## INSTRUCTIONS FOR THE TASK
Show each line of the data below that has the string "this" in it.

## GIVEN RECORDS
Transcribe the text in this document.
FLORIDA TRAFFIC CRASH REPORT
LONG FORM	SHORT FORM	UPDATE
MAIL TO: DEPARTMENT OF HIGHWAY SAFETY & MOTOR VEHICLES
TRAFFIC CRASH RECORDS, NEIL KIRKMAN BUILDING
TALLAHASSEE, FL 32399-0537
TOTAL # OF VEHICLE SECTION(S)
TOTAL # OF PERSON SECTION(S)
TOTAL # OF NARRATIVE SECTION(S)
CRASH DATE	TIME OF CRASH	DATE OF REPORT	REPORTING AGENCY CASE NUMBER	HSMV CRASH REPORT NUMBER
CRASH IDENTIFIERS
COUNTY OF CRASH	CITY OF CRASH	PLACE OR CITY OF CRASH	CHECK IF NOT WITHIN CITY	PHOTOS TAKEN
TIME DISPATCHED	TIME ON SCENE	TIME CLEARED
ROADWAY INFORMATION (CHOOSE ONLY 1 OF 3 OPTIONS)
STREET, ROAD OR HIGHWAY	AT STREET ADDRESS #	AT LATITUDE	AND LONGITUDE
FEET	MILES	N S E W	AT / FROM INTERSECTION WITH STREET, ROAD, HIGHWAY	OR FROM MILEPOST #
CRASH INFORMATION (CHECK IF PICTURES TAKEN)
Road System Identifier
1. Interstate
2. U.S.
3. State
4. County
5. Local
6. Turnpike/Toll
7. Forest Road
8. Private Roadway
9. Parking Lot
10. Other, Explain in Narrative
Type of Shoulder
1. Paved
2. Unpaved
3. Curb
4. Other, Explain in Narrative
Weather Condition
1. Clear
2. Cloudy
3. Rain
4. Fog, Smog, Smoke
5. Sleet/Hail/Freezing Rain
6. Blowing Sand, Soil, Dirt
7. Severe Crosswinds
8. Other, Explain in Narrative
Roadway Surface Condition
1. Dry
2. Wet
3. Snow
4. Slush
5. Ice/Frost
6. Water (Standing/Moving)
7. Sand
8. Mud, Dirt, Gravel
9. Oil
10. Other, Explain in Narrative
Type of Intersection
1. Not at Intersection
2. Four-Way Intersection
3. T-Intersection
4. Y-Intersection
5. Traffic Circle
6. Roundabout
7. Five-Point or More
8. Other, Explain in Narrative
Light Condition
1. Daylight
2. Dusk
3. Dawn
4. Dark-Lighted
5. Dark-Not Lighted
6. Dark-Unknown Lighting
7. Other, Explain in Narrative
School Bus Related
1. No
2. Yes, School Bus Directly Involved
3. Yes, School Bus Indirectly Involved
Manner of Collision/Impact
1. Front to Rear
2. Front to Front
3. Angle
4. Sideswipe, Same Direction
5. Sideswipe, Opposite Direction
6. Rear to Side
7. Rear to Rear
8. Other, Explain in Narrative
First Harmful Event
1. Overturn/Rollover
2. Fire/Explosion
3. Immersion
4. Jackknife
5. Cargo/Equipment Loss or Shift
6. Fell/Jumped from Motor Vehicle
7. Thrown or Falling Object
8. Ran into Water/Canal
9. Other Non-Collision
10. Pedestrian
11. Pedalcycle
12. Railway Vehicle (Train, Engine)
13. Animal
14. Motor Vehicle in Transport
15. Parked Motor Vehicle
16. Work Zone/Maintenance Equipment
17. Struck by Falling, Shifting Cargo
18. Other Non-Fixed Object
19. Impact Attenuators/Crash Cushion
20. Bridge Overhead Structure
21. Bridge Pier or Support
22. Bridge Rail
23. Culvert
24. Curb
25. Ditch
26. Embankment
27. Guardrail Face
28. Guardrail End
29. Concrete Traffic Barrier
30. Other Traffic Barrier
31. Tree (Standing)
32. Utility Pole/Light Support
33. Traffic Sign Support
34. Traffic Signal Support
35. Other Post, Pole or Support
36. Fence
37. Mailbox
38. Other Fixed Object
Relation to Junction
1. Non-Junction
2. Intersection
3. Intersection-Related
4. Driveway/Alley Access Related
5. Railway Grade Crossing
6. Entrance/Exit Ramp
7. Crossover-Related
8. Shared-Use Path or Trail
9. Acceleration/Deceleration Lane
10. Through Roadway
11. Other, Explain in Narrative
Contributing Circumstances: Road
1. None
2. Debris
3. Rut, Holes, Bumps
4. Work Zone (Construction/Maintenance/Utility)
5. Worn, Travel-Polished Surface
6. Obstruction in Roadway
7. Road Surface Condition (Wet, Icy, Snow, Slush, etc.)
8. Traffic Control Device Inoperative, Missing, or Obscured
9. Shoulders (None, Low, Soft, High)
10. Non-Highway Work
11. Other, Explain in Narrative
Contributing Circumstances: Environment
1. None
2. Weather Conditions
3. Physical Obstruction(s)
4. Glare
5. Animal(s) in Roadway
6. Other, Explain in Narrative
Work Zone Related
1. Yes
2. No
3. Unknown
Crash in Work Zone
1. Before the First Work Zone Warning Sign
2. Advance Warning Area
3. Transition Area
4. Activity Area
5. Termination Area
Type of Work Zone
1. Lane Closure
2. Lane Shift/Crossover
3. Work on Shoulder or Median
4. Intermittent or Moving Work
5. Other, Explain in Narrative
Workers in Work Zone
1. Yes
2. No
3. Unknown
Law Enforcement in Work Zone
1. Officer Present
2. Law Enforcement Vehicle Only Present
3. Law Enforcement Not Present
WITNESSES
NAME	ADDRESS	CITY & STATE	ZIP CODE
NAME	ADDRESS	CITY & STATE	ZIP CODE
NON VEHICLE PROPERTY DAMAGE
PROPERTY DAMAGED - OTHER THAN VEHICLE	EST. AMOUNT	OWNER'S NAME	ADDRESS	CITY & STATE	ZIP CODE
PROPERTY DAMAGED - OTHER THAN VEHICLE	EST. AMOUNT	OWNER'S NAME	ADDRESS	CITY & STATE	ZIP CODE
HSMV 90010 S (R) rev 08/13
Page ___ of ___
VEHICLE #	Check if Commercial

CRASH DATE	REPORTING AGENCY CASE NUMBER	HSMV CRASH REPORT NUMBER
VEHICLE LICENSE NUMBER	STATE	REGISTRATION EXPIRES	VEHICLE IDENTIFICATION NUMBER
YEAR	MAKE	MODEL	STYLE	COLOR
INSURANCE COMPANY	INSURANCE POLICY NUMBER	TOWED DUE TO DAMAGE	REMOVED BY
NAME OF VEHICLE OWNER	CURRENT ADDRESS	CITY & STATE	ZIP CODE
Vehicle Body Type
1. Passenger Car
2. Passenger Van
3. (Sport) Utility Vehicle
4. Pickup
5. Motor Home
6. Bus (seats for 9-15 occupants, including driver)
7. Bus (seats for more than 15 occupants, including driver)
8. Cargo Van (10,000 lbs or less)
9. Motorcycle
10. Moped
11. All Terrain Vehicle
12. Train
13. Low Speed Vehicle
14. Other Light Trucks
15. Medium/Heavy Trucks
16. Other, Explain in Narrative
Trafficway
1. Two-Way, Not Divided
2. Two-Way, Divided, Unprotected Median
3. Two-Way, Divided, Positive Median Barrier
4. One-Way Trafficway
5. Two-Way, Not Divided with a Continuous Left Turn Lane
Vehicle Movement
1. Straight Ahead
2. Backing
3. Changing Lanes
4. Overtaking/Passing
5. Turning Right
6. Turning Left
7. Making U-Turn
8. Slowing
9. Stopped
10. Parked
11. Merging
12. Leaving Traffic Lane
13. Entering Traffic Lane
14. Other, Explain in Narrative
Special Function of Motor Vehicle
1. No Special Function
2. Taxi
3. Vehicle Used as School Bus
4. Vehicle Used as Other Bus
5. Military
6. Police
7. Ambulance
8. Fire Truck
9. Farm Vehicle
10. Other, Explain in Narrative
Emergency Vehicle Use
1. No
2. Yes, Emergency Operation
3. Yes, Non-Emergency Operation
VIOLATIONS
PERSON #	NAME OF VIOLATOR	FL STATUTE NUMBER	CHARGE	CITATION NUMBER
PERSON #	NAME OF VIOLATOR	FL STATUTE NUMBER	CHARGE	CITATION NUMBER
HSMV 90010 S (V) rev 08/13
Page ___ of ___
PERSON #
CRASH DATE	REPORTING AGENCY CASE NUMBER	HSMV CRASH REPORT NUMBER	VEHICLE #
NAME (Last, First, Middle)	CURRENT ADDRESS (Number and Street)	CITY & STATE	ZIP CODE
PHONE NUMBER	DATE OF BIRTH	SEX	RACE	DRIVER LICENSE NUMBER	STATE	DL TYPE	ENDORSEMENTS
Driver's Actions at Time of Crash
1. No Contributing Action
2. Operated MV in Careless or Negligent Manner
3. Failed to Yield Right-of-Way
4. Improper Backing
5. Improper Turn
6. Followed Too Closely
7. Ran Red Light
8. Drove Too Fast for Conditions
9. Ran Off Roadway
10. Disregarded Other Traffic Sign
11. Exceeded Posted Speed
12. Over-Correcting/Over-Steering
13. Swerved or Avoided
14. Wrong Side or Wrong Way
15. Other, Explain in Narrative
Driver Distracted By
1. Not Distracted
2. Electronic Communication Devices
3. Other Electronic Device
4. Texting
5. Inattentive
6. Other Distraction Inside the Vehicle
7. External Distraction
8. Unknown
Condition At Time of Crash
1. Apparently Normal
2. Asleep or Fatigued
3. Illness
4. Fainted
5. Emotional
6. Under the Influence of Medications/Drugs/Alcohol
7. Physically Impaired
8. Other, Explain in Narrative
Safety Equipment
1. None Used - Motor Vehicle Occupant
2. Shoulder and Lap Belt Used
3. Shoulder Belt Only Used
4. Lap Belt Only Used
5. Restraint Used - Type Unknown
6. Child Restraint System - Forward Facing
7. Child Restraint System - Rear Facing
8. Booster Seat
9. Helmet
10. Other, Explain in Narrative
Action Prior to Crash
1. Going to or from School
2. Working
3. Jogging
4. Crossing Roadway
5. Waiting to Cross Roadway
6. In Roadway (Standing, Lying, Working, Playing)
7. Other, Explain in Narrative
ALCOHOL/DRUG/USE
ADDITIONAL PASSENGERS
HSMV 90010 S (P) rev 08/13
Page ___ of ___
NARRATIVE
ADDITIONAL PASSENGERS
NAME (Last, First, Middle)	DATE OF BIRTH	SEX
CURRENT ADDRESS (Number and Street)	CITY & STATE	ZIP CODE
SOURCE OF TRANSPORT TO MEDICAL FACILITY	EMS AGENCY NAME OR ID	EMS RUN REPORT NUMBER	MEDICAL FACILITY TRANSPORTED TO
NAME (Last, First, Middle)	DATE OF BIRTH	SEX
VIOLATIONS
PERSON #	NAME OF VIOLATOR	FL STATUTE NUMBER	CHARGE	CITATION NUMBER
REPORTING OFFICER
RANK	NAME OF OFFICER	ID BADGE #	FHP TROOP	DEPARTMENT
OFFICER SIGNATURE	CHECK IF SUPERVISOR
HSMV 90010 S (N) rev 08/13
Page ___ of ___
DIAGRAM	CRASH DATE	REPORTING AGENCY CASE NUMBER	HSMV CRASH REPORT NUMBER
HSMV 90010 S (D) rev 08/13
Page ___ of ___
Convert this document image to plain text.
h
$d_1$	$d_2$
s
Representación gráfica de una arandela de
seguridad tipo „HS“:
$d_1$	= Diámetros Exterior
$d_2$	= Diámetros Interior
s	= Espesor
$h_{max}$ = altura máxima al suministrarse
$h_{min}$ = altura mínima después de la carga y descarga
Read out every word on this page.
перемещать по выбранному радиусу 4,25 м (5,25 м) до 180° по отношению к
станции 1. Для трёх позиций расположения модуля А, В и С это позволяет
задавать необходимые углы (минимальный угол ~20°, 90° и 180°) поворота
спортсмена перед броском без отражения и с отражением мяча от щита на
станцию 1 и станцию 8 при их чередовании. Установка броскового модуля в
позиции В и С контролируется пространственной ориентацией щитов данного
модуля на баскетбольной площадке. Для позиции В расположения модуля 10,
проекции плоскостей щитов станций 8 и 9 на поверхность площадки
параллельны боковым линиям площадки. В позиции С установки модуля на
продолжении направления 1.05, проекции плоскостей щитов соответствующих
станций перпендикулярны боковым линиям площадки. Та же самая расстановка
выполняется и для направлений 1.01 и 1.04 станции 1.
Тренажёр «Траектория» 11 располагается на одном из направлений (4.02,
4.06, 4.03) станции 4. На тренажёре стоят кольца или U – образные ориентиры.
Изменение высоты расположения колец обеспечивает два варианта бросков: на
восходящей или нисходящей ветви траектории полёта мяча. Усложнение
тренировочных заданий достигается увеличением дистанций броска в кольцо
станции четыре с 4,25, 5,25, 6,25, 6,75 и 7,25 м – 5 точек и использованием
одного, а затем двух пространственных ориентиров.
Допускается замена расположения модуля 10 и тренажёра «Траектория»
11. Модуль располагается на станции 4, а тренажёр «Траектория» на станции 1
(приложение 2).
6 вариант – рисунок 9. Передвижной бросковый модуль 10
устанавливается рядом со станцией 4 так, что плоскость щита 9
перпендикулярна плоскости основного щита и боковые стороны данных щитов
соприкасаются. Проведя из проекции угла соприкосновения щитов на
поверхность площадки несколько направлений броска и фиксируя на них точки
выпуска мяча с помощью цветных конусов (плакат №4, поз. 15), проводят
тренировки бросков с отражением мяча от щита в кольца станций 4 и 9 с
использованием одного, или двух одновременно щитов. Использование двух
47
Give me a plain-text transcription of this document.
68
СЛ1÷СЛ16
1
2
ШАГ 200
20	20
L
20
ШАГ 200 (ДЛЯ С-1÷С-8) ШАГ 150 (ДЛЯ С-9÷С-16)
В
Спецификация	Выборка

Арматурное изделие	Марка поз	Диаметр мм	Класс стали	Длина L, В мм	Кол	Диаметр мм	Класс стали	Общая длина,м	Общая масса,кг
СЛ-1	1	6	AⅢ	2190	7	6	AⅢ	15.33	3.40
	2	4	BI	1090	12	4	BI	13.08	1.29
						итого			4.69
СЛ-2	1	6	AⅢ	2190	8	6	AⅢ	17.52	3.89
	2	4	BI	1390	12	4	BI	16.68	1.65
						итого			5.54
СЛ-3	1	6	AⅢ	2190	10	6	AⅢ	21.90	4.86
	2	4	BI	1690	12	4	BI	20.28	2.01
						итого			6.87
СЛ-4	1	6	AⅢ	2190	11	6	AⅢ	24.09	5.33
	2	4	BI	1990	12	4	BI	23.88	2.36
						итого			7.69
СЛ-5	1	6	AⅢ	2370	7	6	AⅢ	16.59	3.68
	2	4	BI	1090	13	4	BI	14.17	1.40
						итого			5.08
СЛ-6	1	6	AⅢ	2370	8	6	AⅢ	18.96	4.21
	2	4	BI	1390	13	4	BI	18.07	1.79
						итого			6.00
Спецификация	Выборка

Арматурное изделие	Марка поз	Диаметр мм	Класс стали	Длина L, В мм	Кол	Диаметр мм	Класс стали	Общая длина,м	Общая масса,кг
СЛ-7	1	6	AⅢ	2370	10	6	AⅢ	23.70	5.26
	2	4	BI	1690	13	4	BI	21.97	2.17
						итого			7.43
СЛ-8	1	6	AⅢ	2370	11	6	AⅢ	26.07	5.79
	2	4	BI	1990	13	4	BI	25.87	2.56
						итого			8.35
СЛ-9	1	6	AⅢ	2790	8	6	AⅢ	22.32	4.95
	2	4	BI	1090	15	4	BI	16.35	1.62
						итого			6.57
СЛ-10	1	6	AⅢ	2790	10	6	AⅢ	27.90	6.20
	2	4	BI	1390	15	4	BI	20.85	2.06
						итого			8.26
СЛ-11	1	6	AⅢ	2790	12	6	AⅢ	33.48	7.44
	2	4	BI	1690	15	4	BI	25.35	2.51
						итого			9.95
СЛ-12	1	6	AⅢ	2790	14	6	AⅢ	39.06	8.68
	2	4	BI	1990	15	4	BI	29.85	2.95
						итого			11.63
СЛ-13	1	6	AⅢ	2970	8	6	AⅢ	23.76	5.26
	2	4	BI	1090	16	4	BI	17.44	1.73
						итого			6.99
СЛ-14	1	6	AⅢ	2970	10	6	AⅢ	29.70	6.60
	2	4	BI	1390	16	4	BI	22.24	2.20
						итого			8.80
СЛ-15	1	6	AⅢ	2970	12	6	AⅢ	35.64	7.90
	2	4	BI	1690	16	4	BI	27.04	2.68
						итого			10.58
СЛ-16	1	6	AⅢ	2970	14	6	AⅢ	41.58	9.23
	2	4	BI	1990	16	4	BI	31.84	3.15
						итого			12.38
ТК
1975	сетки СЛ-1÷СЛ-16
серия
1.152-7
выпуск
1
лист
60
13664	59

## RESULT
Transcribe the text in this document.
Convert this document image to plain text.
Read out every word on this page.
Give me a plain-text transcription of this document.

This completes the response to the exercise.